Stored records:

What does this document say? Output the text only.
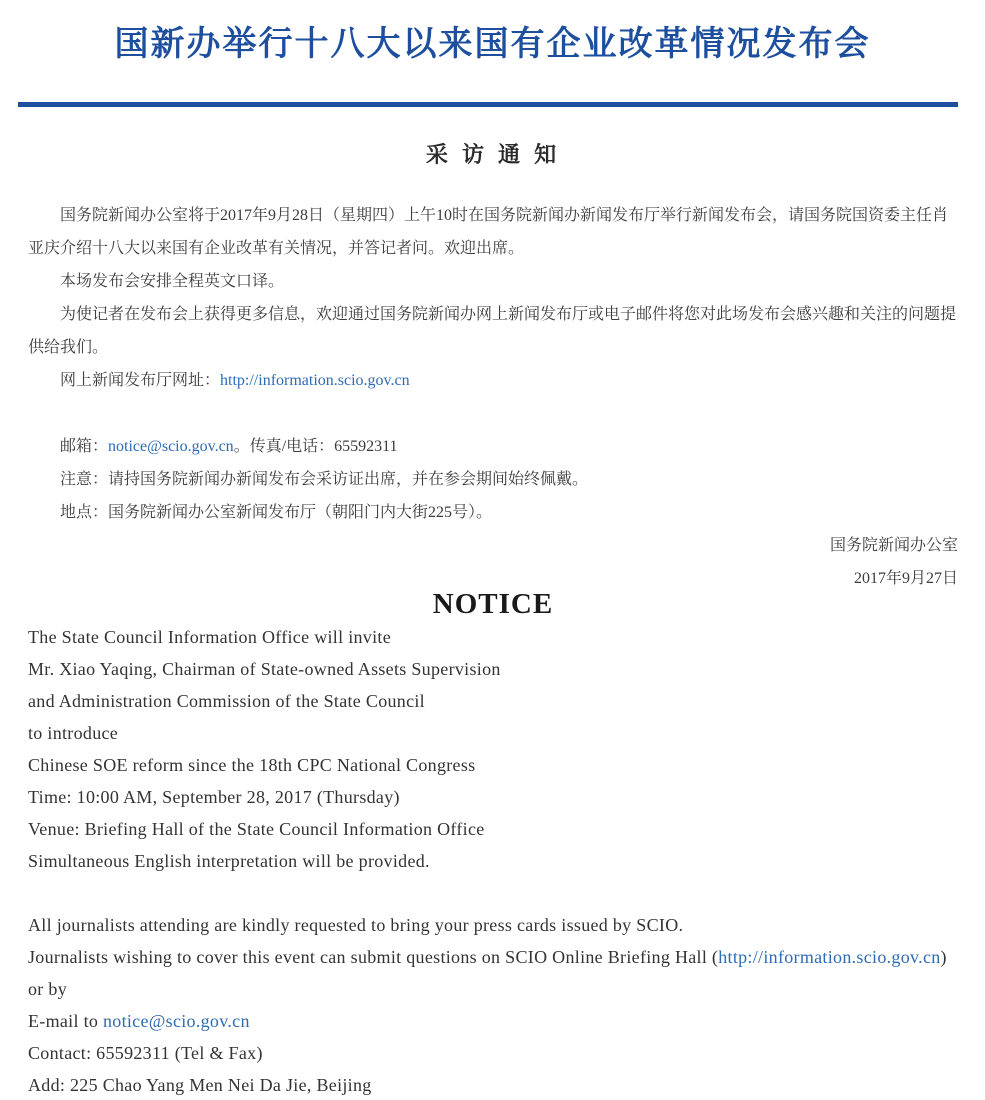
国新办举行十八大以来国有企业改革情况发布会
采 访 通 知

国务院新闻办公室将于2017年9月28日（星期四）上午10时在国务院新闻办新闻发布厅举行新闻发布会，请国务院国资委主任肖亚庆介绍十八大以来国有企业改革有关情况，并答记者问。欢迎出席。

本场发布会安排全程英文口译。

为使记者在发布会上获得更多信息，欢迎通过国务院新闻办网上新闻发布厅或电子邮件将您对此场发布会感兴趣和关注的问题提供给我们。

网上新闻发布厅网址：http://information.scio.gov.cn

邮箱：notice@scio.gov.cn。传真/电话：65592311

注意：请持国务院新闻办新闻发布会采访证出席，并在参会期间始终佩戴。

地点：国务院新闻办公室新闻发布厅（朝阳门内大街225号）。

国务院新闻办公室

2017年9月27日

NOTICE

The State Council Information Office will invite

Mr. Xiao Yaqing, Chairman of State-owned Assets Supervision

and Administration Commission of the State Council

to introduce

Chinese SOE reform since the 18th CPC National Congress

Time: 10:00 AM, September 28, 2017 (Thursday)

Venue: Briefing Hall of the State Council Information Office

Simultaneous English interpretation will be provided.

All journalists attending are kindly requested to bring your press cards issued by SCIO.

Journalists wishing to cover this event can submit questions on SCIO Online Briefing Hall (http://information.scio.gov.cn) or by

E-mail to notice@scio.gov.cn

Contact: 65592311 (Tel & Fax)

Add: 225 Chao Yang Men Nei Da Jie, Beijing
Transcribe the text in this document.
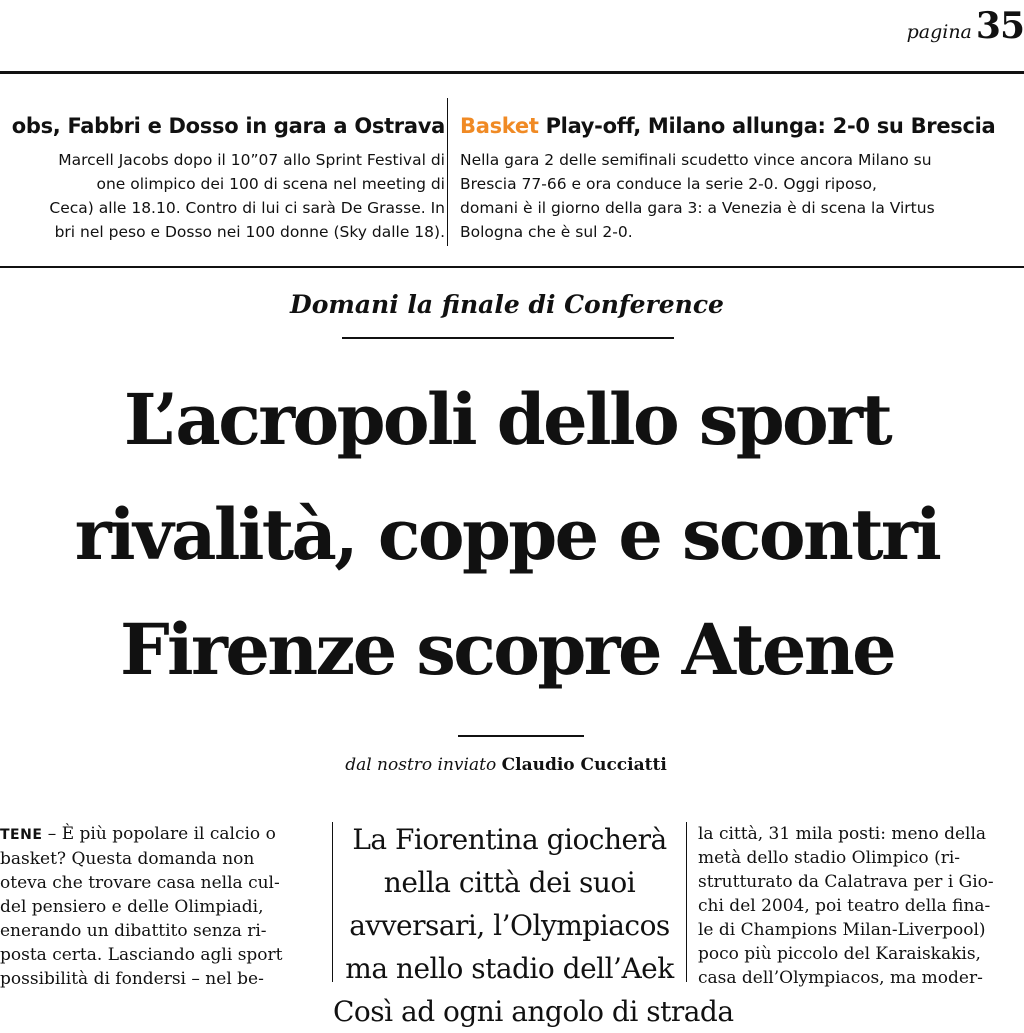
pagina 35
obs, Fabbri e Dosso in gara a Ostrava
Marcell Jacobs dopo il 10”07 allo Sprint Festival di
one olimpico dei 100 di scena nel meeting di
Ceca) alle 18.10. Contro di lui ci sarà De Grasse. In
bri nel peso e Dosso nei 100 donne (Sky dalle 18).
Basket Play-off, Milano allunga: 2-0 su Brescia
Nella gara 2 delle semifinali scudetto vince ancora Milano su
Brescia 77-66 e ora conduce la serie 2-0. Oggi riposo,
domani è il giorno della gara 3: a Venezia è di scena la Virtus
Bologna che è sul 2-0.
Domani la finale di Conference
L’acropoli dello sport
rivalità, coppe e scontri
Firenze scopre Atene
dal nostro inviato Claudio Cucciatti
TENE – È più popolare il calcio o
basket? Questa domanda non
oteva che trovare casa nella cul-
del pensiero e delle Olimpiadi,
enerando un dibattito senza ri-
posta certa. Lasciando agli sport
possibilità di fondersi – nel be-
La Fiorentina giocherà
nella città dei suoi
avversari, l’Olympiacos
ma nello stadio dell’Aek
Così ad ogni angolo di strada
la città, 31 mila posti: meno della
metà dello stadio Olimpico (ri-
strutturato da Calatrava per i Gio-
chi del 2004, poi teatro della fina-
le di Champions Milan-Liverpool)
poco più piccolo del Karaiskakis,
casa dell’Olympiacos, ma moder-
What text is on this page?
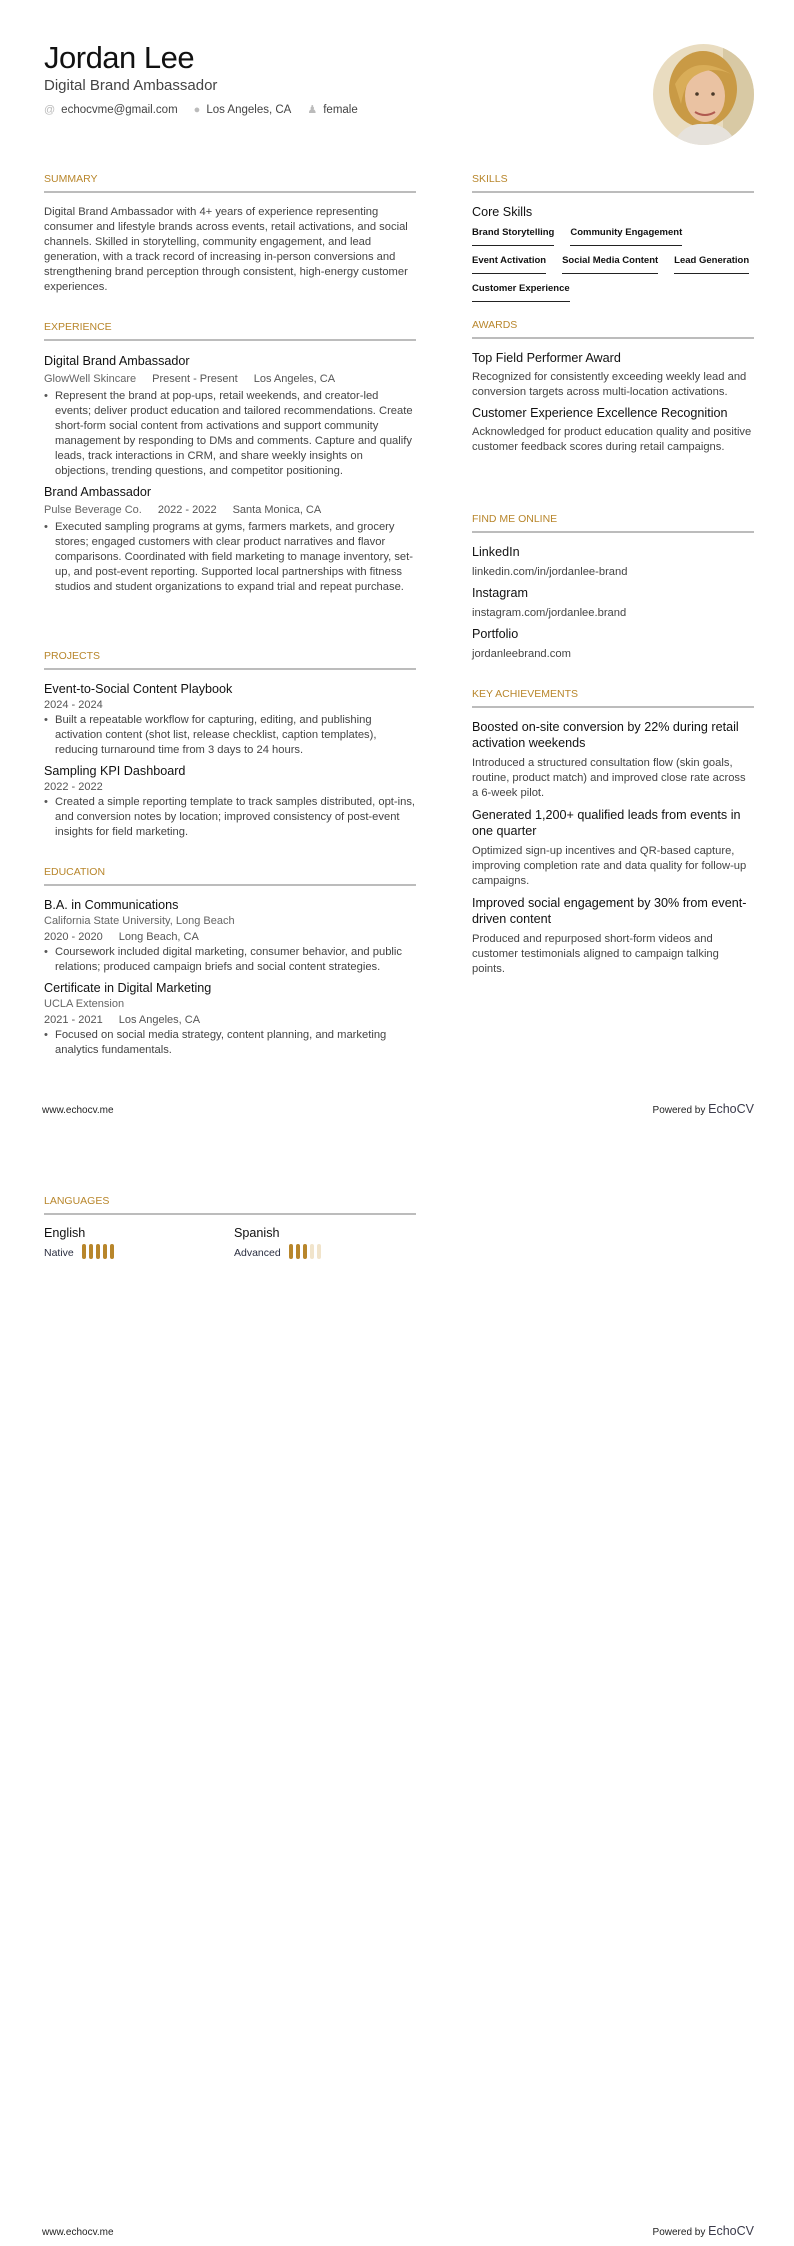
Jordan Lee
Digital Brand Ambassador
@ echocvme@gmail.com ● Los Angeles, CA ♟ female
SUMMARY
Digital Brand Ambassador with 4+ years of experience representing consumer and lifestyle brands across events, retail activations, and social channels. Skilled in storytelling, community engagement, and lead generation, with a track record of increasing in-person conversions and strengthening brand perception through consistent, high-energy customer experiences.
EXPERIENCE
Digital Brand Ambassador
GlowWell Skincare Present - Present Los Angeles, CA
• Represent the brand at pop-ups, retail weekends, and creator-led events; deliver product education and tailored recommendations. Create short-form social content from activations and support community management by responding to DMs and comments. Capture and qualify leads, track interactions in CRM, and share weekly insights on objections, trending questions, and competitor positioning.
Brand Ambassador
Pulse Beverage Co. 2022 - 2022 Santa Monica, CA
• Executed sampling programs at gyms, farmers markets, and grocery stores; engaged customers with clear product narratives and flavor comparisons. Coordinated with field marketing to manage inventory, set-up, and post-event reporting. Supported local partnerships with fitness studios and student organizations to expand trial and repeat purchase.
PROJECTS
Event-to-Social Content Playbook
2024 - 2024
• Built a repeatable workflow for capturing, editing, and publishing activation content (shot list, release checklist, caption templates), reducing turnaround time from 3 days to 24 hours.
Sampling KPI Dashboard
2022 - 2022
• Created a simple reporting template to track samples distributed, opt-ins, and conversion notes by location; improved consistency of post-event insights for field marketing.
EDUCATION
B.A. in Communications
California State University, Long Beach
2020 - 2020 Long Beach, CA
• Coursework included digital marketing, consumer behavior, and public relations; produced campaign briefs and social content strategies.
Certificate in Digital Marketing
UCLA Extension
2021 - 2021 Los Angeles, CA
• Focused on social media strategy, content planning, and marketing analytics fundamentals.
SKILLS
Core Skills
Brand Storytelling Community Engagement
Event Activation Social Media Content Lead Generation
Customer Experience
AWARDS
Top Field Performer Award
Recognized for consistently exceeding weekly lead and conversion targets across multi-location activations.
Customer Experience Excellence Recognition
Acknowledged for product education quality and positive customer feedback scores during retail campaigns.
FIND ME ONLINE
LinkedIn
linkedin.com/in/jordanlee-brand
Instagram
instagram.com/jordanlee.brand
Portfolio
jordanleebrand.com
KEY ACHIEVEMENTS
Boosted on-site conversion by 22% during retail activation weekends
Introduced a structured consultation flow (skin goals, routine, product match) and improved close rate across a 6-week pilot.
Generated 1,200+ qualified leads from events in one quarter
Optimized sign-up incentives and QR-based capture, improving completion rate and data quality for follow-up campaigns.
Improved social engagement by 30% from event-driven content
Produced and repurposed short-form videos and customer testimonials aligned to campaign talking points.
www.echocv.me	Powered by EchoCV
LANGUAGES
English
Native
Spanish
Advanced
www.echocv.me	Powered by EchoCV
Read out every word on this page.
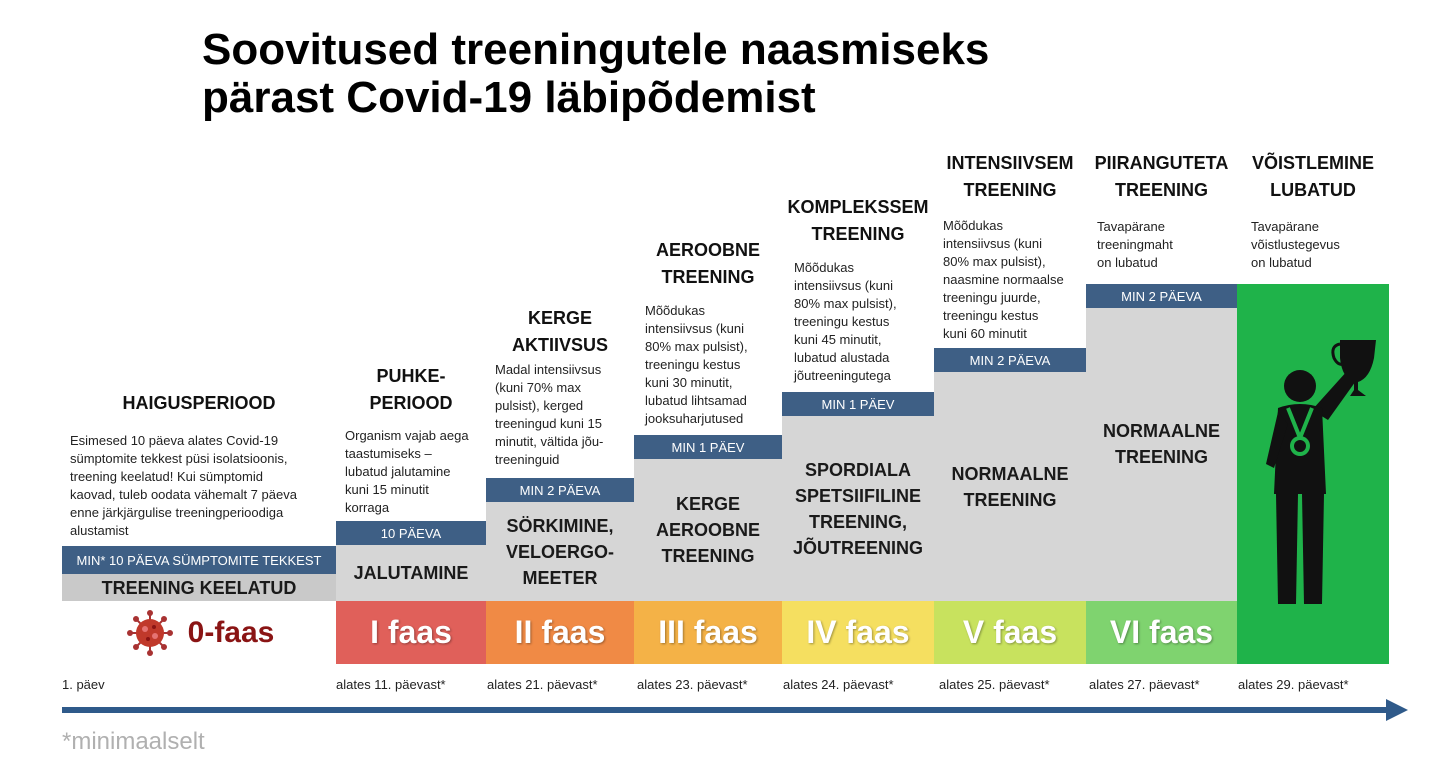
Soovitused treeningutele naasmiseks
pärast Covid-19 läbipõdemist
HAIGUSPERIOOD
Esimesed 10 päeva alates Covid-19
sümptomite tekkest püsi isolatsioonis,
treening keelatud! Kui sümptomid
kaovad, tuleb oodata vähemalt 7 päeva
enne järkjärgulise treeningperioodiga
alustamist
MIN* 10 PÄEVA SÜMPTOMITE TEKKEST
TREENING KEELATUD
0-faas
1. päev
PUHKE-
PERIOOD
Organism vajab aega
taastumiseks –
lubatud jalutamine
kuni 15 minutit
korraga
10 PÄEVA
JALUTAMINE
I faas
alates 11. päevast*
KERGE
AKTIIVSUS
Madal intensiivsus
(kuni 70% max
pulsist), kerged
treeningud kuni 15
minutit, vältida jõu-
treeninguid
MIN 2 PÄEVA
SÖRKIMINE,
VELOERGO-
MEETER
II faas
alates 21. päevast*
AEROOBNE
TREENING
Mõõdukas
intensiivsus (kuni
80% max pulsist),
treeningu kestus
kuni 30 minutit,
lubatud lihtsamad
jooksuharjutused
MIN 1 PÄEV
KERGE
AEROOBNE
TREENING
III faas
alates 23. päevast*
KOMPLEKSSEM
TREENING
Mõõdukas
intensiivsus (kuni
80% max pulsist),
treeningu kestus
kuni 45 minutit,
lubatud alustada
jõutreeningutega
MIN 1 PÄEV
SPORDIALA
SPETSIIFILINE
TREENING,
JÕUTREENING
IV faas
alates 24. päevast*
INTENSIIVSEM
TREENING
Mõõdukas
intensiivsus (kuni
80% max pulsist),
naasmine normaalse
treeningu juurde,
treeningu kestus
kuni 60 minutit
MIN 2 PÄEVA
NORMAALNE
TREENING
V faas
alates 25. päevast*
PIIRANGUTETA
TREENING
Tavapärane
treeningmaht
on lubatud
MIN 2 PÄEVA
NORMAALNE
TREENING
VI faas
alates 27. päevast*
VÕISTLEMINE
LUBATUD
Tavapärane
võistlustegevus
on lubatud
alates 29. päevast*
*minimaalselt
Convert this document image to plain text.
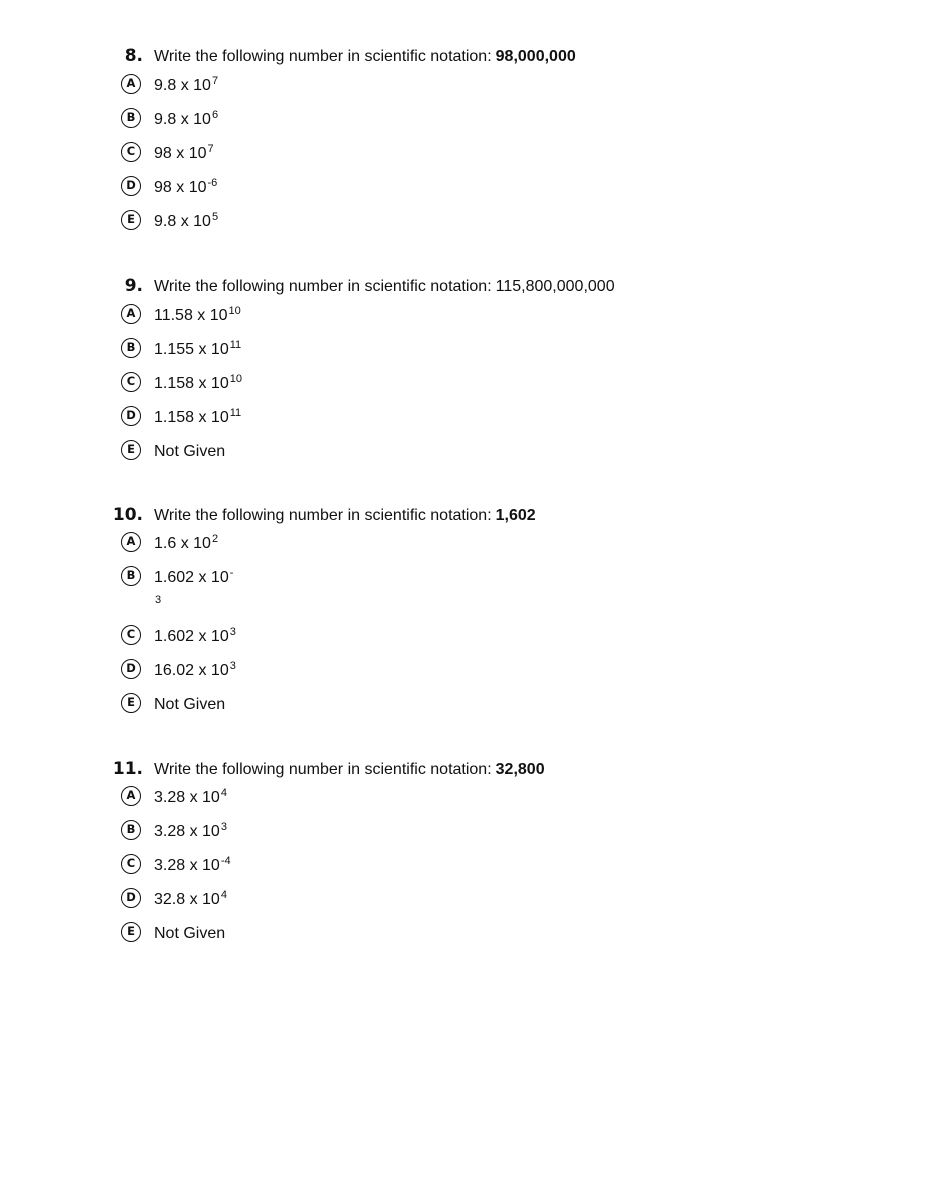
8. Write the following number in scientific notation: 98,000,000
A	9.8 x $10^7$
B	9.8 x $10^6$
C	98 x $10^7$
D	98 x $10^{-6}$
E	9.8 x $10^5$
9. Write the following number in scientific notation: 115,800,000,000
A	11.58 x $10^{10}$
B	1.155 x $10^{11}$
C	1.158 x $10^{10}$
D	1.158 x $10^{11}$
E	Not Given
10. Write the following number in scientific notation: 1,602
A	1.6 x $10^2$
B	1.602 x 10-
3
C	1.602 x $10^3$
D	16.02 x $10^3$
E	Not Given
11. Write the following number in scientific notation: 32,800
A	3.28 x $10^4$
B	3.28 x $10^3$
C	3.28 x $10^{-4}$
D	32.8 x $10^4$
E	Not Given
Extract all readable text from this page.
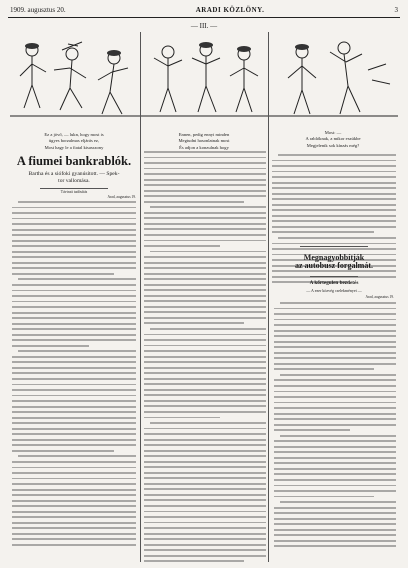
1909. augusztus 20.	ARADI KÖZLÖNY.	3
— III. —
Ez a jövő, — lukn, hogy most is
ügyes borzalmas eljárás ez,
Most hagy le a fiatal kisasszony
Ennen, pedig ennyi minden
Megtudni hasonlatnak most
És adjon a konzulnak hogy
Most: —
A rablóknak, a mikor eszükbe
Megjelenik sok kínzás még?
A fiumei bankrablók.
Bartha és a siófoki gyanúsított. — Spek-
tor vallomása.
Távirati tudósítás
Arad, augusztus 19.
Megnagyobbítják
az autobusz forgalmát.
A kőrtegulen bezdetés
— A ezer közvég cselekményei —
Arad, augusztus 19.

## Required task
List all lines above in which the string "scena" appears.

## Response to this task
one olimpico dei 100 di scena nel meeting di
domani è il giorno della gara 3: a Venezia è di scena la Virtus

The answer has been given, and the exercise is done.